TASK STATEMENT => Swap each "y-tick-label" in the items below for "y-axis-label", and write all the lines out again with nothing else changed.

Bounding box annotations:
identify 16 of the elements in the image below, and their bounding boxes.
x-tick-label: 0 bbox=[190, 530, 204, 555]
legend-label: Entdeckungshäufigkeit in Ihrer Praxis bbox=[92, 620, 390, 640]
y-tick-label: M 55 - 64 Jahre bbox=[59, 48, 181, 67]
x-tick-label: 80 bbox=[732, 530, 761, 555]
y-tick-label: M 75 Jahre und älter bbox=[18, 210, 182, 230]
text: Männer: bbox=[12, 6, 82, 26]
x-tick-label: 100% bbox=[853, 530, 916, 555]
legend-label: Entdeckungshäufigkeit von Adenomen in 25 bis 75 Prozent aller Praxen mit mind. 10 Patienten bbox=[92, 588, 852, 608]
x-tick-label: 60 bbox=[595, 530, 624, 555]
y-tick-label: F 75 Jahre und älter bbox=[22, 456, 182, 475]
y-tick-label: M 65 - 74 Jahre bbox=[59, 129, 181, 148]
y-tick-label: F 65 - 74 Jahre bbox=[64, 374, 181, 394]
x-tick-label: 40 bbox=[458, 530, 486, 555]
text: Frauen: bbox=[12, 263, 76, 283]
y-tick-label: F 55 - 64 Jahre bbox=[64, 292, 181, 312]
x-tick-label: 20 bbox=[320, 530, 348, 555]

EXERCISE RESULT =>
identify 16 of the elements in the image below, and their bounding boxes.
x-tick-label: 0 bbox=[190, 530, 204, 555]
legend-label: Entdeckungshäufigkeit in Ihrer Praxis bbox=[92, 620, 390, 640]
y-axis-label: M 55 - 64 Jahre bbox=[59, 48, 181, 67]
x-tick-label: 80 bbox=[732, 530, 761, 555]
y-axis-label: M 75 Jahre und älter bbox=[18, 210, 182, 230]
text: Männer: bbox=[12, 6, 82, 26]
x-tick-label: 100% bbox=[853, 530, 916, 555]
legend-label: Entdeckungshäufigkeit von Adenomen in 25 bis 75 Prozent aller Praxen mit mind. 10 Patienten bbox=[92, 588, 852, 608]
x-tick-label: 60 bbox=[595, 530, 624, 555]
y-axis-label: F 75 Jahre und älter bbox=[22, 456, 182, 475]
y-axis-label: M 65 - 74 Jahre bbox=[59, 129, 181, 148]
y-axis-label: F 65 - 74 Jahre bbox=[64, 374, 181, 394]
x-tick-label: 40 bbox=[458, 530, 486, 555]
text: Frauen: bbox=[12, 263, 76, 283]
y-axis-label: F 55 - 64 Jahre bbox=[64, 292, 181, 312]
x-tick-label: 20 bbox=[320, 530, 348, 555]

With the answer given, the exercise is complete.